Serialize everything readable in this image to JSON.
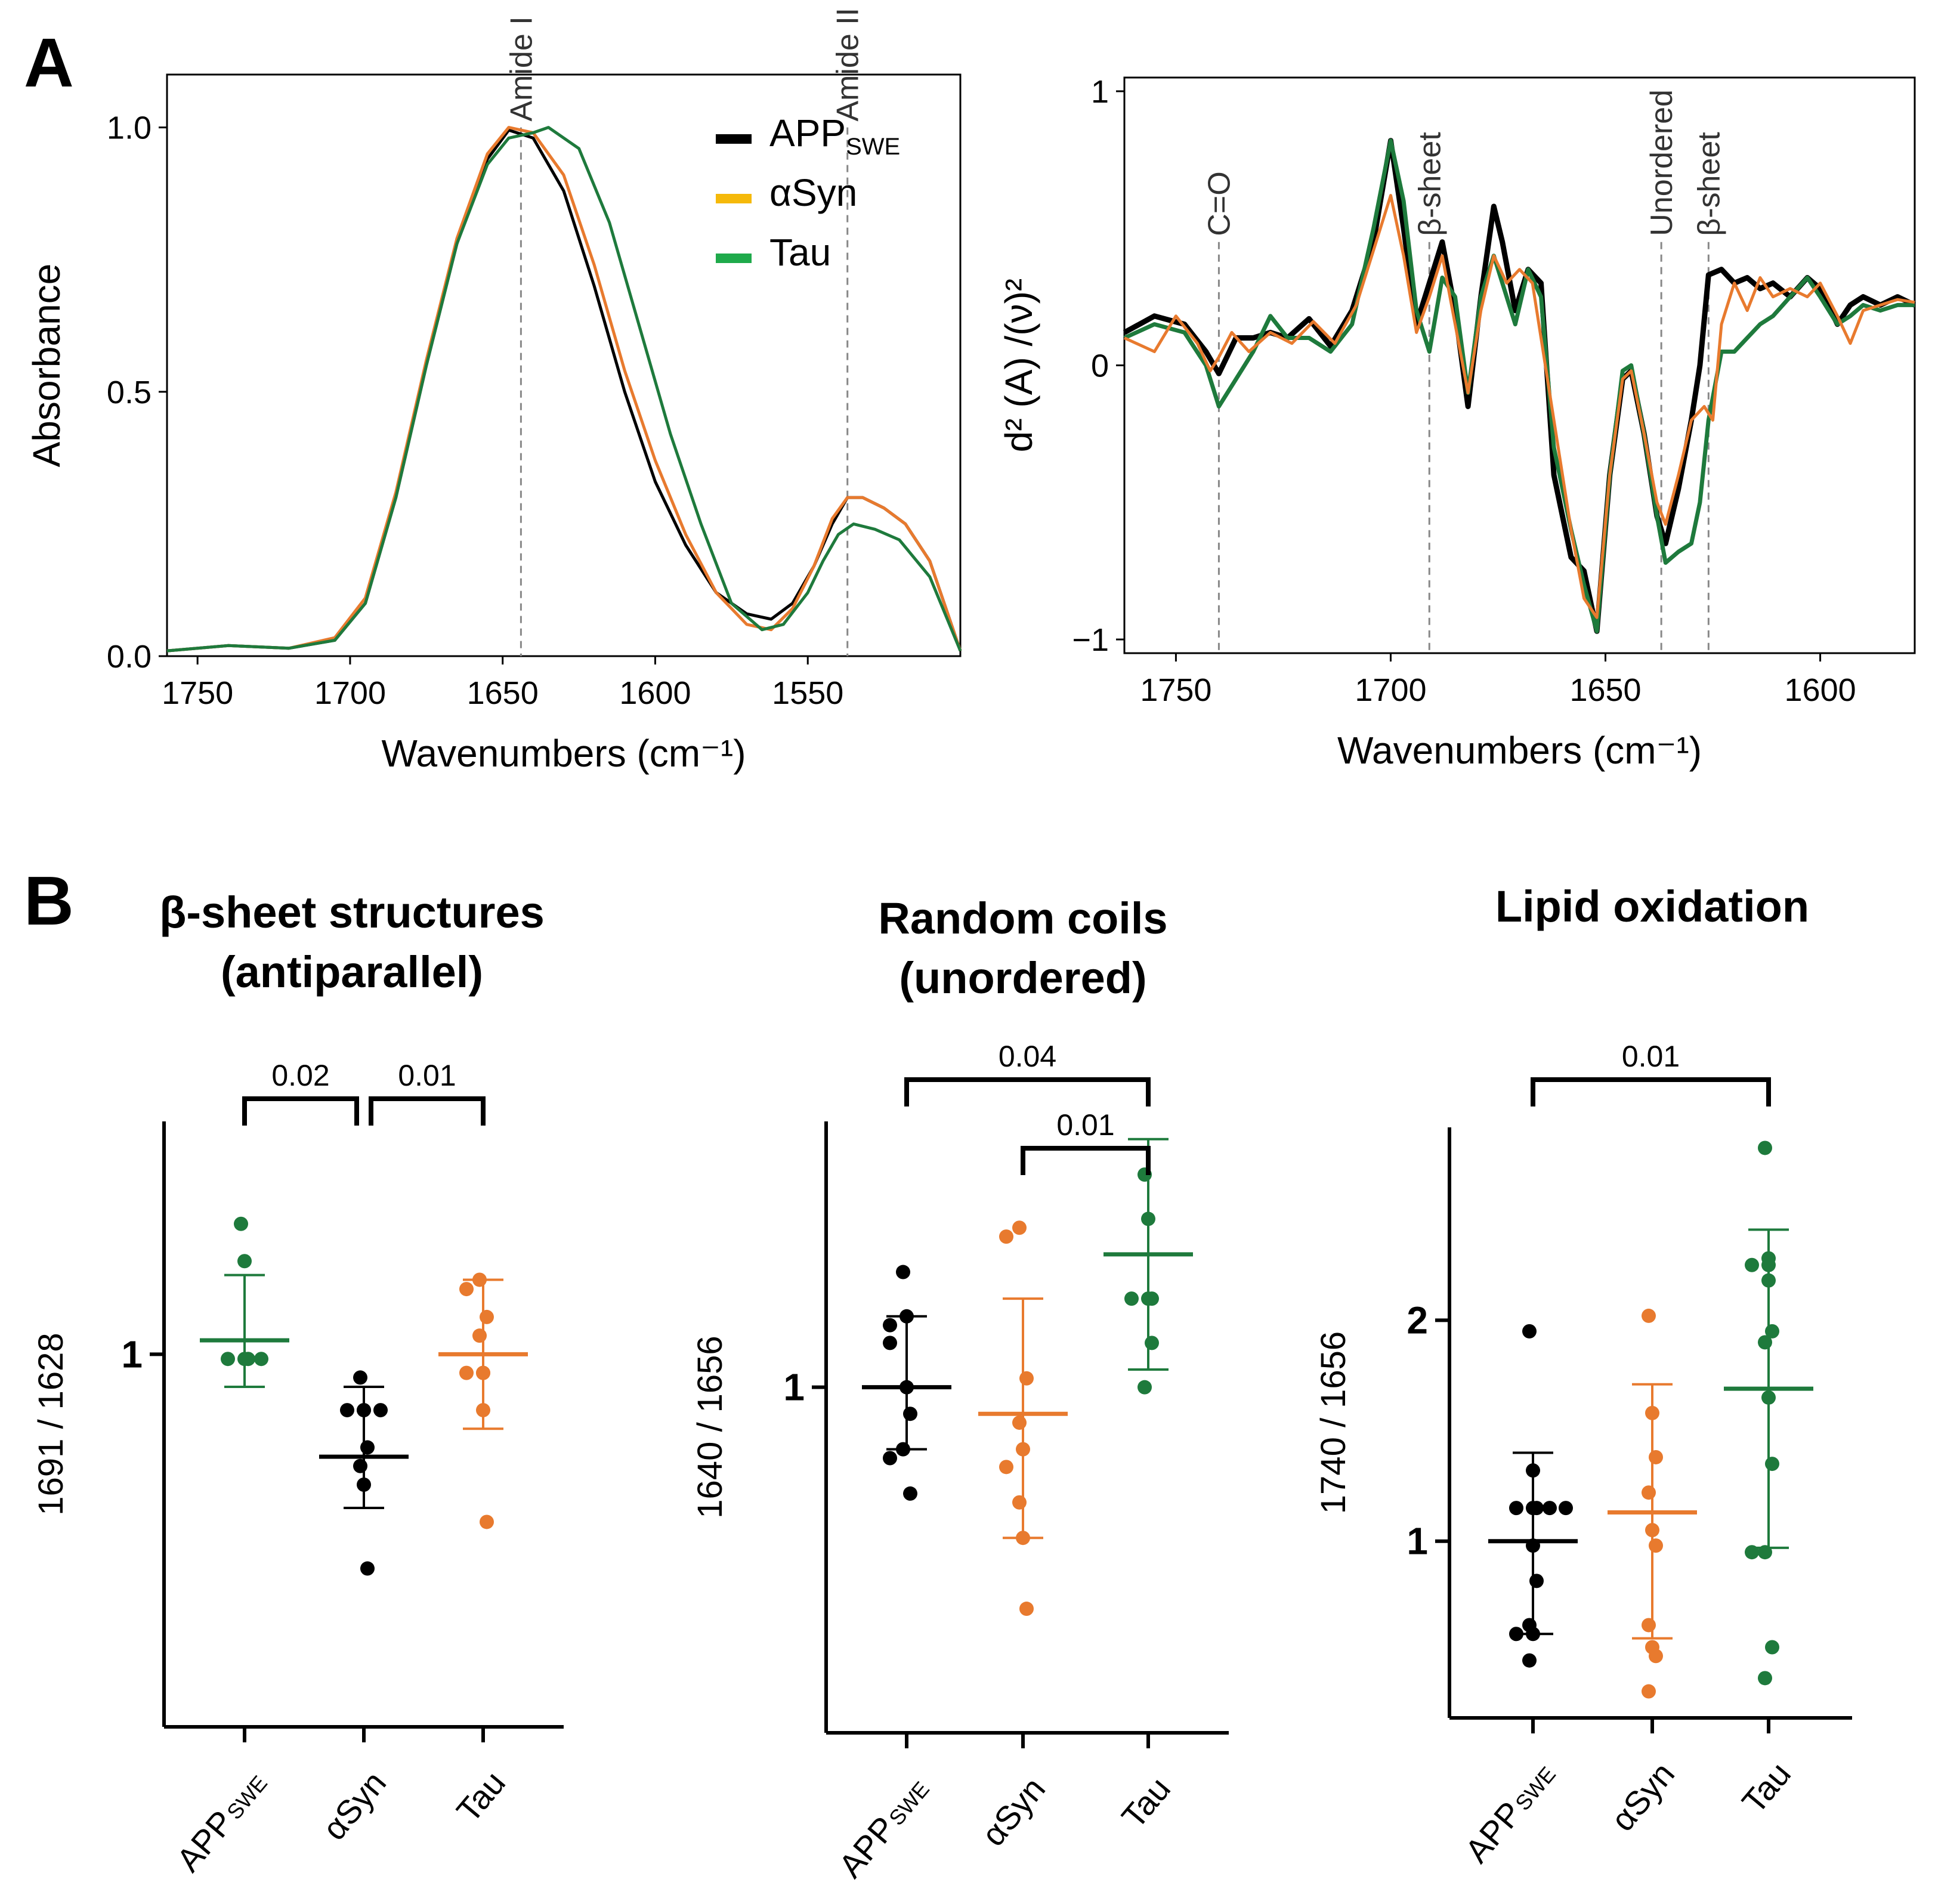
{
  "panel_labels": {
    "a": "A",
    "b": "B"
  },
  "colors": {
    "app": "#000000",
    "asyn": "#E87A2E",
    "tau": "#1E7A3C",
    "legend_asyn": "#F5B90A",
    "legend_tau": "#1FAA4B",
    "ref_line": "#888888"
  },
  "chart_data": [
    {
      "id": "absorbance",
      "type": "line",
      "xlabel": "Wavenumbers (cm⁻¹)",
      "ylabel": "Absorbance",
      "xlim": [
        1760,
        1500
      ],
      "ylim": [
        0,
        1.1
      ],
      "xticks": [
        1750,
        1700,
        1650,
        1600,
        1550
      ],
      "yticks": [
        0.0,
        0.5,
        1.0
      ],
      "ytick_labels": [
        "0.0",
        "0.5",
        "1.0"
      ],
      "legend": {
        "location": "top-right",
        "entries": [
          {
            "key": "app",
            "base": "APP",
            "sub": "SWE"
          },
          {
            "key": "asyn",
            "base": "αSyn",
            "sub": ""
          },
          {
            "key": "tau",
            "base": "Tau",
            "sub": ""
          }
        ]
      },
      "annotations": [
        {
          "x": 1644,
          "label": "Amide I"
        },
        {
          "x": 1537,
          "label": "Amide II"
        }
      ],
      "series": [
        {
          "name": "APP_SWE",
          "color_key": "app",
          "x": [
            1760,
            1740,
            1720,
            1705,
            1695,
            1685,
            1675,
            1665,
            1655,
            1648,
            1640,
            1630,
            1620,
            1610,
            1600,
            1590,
            1580,
            1570,
            1562,
            1555,
            1548,
            1542,
            1537,
            1532,
            1525,
            1518,
            1510,
            1500
          ],
          "y": [
            0.01,
            0.02,
            0.015,
            0.03,
            0.1,
            0.3,
            0.55,
            0.78,
            0.94,
            0.995,
            0.98,
            0.88,
            0.7,
            0.5,
            0.33,
            0.21,
            0.12,
            0.08,
            0.07,
            0.1,
            0.17,
            0.25,
            0.3,
            0.3,
            0.28,
            0.25,
            0.18,
            0.01
          ]
        },
        {
          "name": "αSyn",
          "color_key": "asyn",
          "x": [
            1760,
            1740,
            1720,
            1705,
            1695,
            1685,
            1675,
            1665,
            1655,
            1648,
            1640,
            1630,
            1620,
            1610,
            1600,
            1590,
            1580,
            1570,
            1562,
            1555,
            1548,
            1542,
            1537,
            1532,
            1525,
            1518,
            1510,
            1500
          ],
          "y": [
            0.01,
            0.02,
            0.015,
            0.035,
            0.11,
            0.31,
            0.56,
            0.79,
            0.95,
            1.0,
            0.99,
            0.91,
            0.74,
            0.54,
            0.37,
            0.23,
            0.12,
            0.06,
            0.05,
            0.09,
            0.17,
            0.26,
            0.3,
            0.3,
            0.28,
            0.25,
            0.18,
            0.01
          ]
        },
        {
          "name": "Tau",
          "color_key": "tau",
          "x": [
            1760,
            1740,
            1720,
            1705,
            1695,
            1685,
            1675,
            1665,
            1655,
            1648,
            1640,
            1635,
            1625,
            1615,
            1605,
            1595,
            1585,
            1575,
            1565,
            1558,
            1550,
            1545,
            1540,
            1535,
            1528,
            1520,
            1510,
            1500
          ],
          "y": [
            0.01,
            0.02,
            0.015,
            0.03,
            0.1,
            0.3,
            0.55,
            0.78,
            0.93,
            0.98,
            0.99,
            1.0,
            0.96,
            0.82,
            0.62,
            0.42,
            0.25,
            0.1,
            0.05,
            0.06,
            0.12,
            0.18,
            0.23,
            0.25,
            0.24,
            0.22,
            0.15,
            0.01
          ]
        }
      ]
    },
    {
      "id": "second_derivative",
      "type": "line",
      "xlabel": "Wavenumbers (cm⁻¹)",
      "ylabel": "d² (A) /(ν)²",
      "xlim": [
        1762,
        1578
      ],
      "ylim": [
        -1.05,
        1.05
      ],
      "xticks": [
        1750,
        1700,
        1650,
        1600
      ],
      "yticks": [
        -1,
        0,
        1
      ],
      "ytick_labels": [
        "−1",
        "0",
        "1"
      ],
      "annotations": [
        {
          "x": 1740,
          "label": "C=O"
        },
        {
          "x": 1691,
          "label": "β-sheet"
        },
        {
          "x": 1637,
          "label": "Unordered"
        },
        {
          "x": 1626,
          "label": "β-sheet"
        }
      ],
      "series": [
        {
          "name": "APP_SWE",
          "color_key": "app",
          "x": [
            1762,
            1755,
            1748,
            1743,
            1740,
            1736,
            1732,
            1728,
            1724,
            1719,
            1714,
            1709,
            1704,
            1700,
            1697,
            1694,
            1691,
            1688,
            1685,
            1682,
            1679,
            1676,
            1674,
            1671,
            1668,
            1665,
            1662,
            1658,
            1655,
            1652,
            1649,
            1646,
            1644,
            1641,
            1638,
            1636,
            1633,
            1630,
            1628,
            1626,
            1623,
            1620,
            1617,
            1614,
            1611,
            1607,
            1603,
            1600,
            1596,
            1593,
            1590,
            1586,
            1582,
            1578
          ],
          "y": [
            0.12,
            0.18,
            0.15,
            0.05,
            -0.03,
            0.1,
            0.1,
            0.12,
            0.1,
            0.17,
            0.07,
            0.2,
            0.45,
            0.82,
            0.5,
            0.15,
            0.3,
            0.45,
            0.2,
            -0.15,
            0.25,
            0.58,
            0.45,
            0.2,
            0.35,
            0.3,
            -0.4,
            -0.7,
            -0.75,
            -0.97,
            -0.4,
            -0.05,
            -0.02,
            -0.25,
            -0.55,
            -0.65,
            -0.45,
            -0.2,
            0.0,
            0.33,
            0.35,
            0.3,
            0.32,
            0.28,
            0.3,
            0.25,
            0.32,
            0.28,
            0.15,
            0.22,
            0.25,
            0.22,
            0.25,
            0.22
          ]
        },
        {
          "name": "αSyn",
          "color_key": "asyn",
          "x": [
            1762,
            1755,
            1750,
            1745,
            1742,
            1740,
            1737,
            1733,
            1728,
            1723,
            1718,
            1713,
            1708,
            1704,
            1700,
            1697,
            1694,
            1691,
            1688,
            1685,
            1682,
            1679,
            1676,
            1673,
            1670,
            1667,
            1664,
            1661,
            1658,
            1655,
            1652,
            1649,
            1646,
            1644,
            1641,
            1638,
            1636,
            1633,
            1630,
            1627,
            1625,
            1623,
            1620,
            1617,
            1614,
            1611,
            1607,
            1603,
            1600,
            1596,
            1593,
            1590,
            1586,
            1582,
            1578
          ],
          "y": [
            0.1,
            0.05,
            0.18,
            0.08,
            -0.02,
            0.03,
            0.12,
            0.05,
            0.12,
            0.08,
            0.16,
            0.08,
            0.22,
            0.42,
            0.62,
            0.4,
            0.12,
            0.25,
            0.4,
            0.15,
            -0.1,
            0.2,
            0.4,
            0.3,
            0.35,
            0.3,
            0.0,
            -0.3,
            -0.6,
            -0.85,
            -0.92,
            -0.4,
            -0.05,
            -0.02,
            -0.25,
            -0.5,
            -0.58,
            -0.4,
            -0.2,
            -0.15,
            -0.2,
            0.15,
            0.3,
            0.2,
            0.32,
            0.25,
            0.28,
            0.25,
            0.3,
            0.18,
            0.08,
            0.2,
            0.22,
            0.24,
            0.23
          ]
        },
        {
          "name": "Tau",
          "color_key": "tau",
          "x": [
            1762,
            1755,
            1748,
            1743,
            1740,
            1736,
            1732,
            1728,
            1724,
            1719,
            1714,
            1709,
            1704,
            1700,
            1697,
            1694,
            1691,
            1688,
            1685,
            1682,
            1679,
            1676,
            1674,
            1671,
            1668,
            1665,
            1662,
            1658,
            1655,
            1652,
            1649,
            1646,
            1644,
            1641,
            1638,
            1636,
            1633,
            1630,
            1628,
            1626,
            1623,
            1620,
            1617,
            1614,
            1611,
            1607,
            1603,
            1600,
            1596,
            1593,
            1590,
            1586,
            1582,
            1578
          ],
          "y": [
            0.1,
            0.15,
            0.12,
            0.0,
            -0.15,
            -0.05,
            0.05,
            0.18,
            0.1,
            0.1,
            0.05,
            0.15,
            0.5,
            0.82,
            0.6,
            0.2,
            0.05,
            0.32,
            0.25,
            -0.1,
            0.25,
            0.4,
            0.3,
            0.15,
            0.35,
            0.25,
            -0.3,
            -0.6,
            -0.8,
            -0.97,
            -0.4,
            -0.02,
            0.0,
            -0.25,
            -0.55,
            -0.72,
            -0.68,
            -0.65,
            -0.5,
            -0.2,
            0.05,
            0.05,
            0.1,
            0.15,
            0.18,
            0.25,
            0.32,
            0.25,
            0.15,
            0.18,
            0.22,
            0.2,
            0.22,
            0.22
          ]
        }
      ]
    },
    {
      "id": "beta_sheet",
      "type": "scatter",
      "title": "β-sheet structures (antiparallel)",
      "title_lines": [
        "β-sheet structures",
        "(antiparallel)"
      ],
      "ylabel": "1691 / 1628",
      "ylim": [
        0.92,
        1.05
      ],
      "yticks": [
        1
      ],
      "ytick_labels": [
        "1"
      ],
      "categories": [
        {
          "base": "APP",
          "sub": "SWE"
        },
        {
          "base": "αSyn",
          "sub": ""
        },
        {
          "base": "Tau",
          "sub": ""
        }
      ],
      "groups": [
        {
          "color_key": "tau",
          "points": [
            1.028,
            1.02,
            0.999,
            0.999,
            0.999,
            0.999
          ],
          "mean": 1.003,
          "err": [
            0.993,
            1.017
          ]
        },
        {
          "color_key": "app",
          "points": [
            0.995,
            0.988,
            0.988,
            0.988,
            0.988,
            0.98,
            0.976,
            0.972,
            0.954
          ],
          "mean": 0.978,
          "err": [
            0.967,
            0.993
          ]
        },
        {
          "color_key": "asyn",
          "points": [
            1.016,
            1.014,
            1.008,
            1.004,
            0.996,
            0.996,
            0.996,
            0.988,
            0.964
          ],
          "mean": 1.0,
          "err": [
            0.984,
            1.016
          ]
        }
      ],
      "brackets": [
        {
          "from": 0,
          "to": 1,
          "label": "0.02"
        },
        {
          "from": 1,
          "to": 2,
          "label": "0.01"
        }
      ]
    },
    {
      "id": "random_coils",
      "type": "scatter",
      "title": "Random coils (unordered)",
      "title_lines": [
        "Random coils",
        "(unordered)"
      ],
      "ylabel": "1640 / 1656",
      "ylim": [
        0.961,
        1.03
      ],
      "yticks": [
        1
      ],
      "ytick_labels": [
        "1"
      ],
      "categories": [
        {
          "base": "APP",
          "sub": "SWE"
        },
        {
          "base": "αSyn",
          "sub": ""
        },
        {
          "base": "Tau",
          "sub": ""
        }
      ],
      "groups": [
        {
          "color_key": "app",
          "points": [
            1.013,
            1.008,
            1.007,
            1.005,
            1.0,
            0.997,
            0.993,
            0.992,
            0.988
          ],
          "mean": 1.0,
          "err": [
            0.993,
            1.008
          ]
        },
        {
          "color_key": "asyn",
          "points": [
            1.018,
            1.017,
            1.001,
            0.996,
            0.993,
            0.991,
            0.987,
            0.983,
            0.975
          ],
          "mean": 0.997,
          "err": [
            0.983,
            1.01
          ]
        },
        {
          "color_key": "tau",
          "points": [
            1.024,
            1.019,
            1.01,
            1.01,
            1.01,
            1.005,
            1.0
          ],
          "mean": 1.015,
          "err": [
            1.002,
            1.028
          ]
        }
      ],
      "brackets": [
        {
          "from": 0,
          "to": 2,
          "label": "0.04"
        },
        {
          "from": 1,
          "to": 2,
          "label": "0.01"
        }
      ]
    },
    {
      "id": "lipid_oxidation",
      "type": "scatter",
      "title": "Lipid oxidation",
      "title_lines": [
        "Lipid oxidation"
      ],
      "ylabel": "1740 / 1656",
      "ylim": [
        0.2,
        2.9
      ],
      "yticks": [
        1,
        2
      ],
      "ytick_labels": [
        "1",
        "2"
      ],
      "categories": [
        {
          "base": "APP",
          "sub": "SWE"
        },
        {
          "base": "αSyn",
          "sub": ""
        },
        {
          "base": "Tau",
          "sub": ""
        }
      ],
      "groups": [
        {
          "color_key": "app",
          "points": [
            1.95,
            1.32,
            1.15,
            1.15,
            1.15,
            1.15,
            1.15,
            0.98,
            0.82,
            0.62,
            0.58,
            0.58,
            0.46
          ],
          "mean": 1.0,
          "err": [
            0.58,
            1.4
          ]
        },
        {
          "color_key": "asyn",
          "points": [
            2.02,
            1.58,
            1.38,
            1.22,
            1.05,
            0.98,
            0.62,
            0.52,
            0.48,
            0.32
          ],
          "mean": 1.13,
          "err": [
            0.56,
            1.71
          ]
        },
        {
          "color_key": "tau",
          "points": [
            2.78,
            2.28,
            2.25,
            2.25,
            2.18,
            1.95,
            1.9,
            1.65,
            1.35,
            0.95,
            0.95,
            0.52,
            0.38
          ],
          "mean": 1.69,
          "err": [
            0.97,
            2.41
          ]
        }
      ],
      "brackets": [
        {
          "from": 0,
          "to": 2,
          "label": "0.01"
        }
      ]
    }
  ]
}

━━━━

◆ What you are asked to do:
Extract every line that has the string "mean" in it.

◆ Result:
          "mean": 1.003,
          "mean": 0.978,
          "mean": 1.0,
          "mean": 1.0,
          "mean": 0.997,
          "mean": 1.015,
          "mean": 1.0,
          "mean": 1.13,
          "mean": 1.69,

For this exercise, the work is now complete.